==== The input
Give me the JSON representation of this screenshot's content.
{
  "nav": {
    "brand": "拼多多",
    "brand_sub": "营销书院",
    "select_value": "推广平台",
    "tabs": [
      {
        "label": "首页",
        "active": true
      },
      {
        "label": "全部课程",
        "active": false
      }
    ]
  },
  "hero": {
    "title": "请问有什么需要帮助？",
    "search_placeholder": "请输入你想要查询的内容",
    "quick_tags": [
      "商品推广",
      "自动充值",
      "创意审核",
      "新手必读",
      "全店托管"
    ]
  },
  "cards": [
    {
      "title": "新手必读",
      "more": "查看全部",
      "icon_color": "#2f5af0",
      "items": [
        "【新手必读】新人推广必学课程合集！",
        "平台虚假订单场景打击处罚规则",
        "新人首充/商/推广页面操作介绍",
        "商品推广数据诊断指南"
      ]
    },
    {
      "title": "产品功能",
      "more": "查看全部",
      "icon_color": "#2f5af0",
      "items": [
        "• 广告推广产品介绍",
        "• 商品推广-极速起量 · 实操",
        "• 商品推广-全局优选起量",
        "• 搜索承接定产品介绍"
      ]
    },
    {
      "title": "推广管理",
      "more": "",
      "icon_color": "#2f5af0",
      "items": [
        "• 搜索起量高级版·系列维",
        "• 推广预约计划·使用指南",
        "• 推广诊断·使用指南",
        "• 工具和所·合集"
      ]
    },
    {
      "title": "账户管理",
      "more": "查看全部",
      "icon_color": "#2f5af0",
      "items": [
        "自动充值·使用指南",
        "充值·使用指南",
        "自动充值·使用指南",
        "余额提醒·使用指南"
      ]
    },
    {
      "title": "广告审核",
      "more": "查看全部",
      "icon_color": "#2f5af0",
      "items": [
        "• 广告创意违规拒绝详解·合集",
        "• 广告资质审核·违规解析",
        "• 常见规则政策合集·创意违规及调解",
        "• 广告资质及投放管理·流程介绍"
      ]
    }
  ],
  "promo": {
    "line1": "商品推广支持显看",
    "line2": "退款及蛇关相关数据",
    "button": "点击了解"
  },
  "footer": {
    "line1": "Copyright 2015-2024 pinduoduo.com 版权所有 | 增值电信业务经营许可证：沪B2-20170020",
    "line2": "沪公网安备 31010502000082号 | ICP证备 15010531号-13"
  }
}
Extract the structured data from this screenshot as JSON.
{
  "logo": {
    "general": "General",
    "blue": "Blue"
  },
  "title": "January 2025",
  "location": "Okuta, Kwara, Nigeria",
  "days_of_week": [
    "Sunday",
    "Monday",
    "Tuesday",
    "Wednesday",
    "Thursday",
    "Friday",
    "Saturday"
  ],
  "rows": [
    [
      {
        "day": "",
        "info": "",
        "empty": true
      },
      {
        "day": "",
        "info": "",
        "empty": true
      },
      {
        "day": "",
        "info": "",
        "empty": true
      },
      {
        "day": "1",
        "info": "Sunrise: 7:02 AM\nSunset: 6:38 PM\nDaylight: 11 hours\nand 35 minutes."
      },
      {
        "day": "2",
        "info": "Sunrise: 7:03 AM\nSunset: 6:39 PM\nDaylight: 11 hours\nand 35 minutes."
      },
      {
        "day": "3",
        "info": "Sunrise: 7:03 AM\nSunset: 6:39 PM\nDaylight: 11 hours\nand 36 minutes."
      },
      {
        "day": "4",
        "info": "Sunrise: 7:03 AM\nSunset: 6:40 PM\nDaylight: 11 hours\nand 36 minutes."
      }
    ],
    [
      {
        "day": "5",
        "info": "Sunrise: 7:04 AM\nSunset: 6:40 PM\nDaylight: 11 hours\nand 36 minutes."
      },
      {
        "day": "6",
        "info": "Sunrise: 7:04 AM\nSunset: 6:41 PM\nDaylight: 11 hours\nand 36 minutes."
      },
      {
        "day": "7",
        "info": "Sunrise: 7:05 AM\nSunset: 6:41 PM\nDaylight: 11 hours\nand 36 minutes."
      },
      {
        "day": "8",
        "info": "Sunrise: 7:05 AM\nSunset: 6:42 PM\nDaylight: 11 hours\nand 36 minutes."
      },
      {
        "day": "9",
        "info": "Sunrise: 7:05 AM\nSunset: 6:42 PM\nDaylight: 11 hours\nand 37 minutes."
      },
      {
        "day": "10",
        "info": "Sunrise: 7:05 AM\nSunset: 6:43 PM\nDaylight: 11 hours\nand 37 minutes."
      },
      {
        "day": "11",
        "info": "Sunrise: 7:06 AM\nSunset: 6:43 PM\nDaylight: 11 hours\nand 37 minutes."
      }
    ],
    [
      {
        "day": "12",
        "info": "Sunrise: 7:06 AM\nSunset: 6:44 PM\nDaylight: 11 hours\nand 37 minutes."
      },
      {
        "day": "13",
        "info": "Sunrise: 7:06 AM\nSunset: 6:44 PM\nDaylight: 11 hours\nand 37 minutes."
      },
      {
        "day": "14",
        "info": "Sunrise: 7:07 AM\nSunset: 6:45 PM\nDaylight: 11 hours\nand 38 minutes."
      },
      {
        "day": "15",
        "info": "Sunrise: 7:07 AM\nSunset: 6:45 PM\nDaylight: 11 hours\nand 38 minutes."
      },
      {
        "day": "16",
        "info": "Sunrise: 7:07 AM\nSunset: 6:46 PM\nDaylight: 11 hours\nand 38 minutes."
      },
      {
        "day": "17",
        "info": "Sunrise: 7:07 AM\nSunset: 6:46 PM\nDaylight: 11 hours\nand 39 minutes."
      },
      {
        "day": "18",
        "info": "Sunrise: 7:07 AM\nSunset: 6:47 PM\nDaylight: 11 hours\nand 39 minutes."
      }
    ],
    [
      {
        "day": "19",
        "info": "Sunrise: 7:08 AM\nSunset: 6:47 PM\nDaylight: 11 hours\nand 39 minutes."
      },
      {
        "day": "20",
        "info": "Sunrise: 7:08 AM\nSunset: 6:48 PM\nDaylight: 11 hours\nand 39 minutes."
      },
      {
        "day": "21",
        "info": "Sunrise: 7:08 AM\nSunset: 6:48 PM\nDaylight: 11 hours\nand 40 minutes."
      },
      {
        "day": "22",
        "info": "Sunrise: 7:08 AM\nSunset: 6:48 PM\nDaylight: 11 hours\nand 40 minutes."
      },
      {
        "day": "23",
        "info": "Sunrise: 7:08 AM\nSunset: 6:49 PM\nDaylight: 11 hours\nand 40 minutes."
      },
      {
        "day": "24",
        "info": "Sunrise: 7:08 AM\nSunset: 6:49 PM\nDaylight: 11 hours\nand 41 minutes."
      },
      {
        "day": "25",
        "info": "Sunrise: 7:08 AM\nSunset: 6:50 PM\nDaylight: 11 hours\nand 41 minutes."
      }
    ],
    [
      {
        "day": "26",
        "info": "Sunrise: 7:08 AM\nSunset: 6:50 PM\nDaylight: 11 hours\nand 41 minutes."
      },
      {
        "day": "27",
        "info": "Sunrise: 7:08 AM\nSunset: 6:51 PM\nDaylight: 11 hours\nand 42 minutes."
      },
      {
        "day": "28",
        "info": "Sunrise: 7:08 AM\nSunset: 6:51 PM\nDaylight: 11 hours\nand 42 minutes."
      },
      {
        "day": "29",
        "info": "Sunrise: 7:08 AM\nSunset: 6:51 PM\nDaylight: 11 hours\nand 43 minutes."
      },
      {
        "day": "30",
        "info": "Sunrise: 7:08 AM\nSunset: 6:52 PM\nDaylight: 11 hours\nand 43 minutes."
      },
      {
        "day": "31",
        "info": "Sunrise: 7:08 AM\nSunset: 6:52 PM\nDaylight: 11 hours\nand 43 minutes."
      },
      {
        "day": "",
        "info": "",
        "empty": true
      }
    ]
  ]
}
========
▶ **What is expected**
Within the data above, pick out all lines holding the word "JSON".

▶ **Full output**
Give me the JSON representation of this screenshot's content.
Extract the structured data from this screenshot as JSON.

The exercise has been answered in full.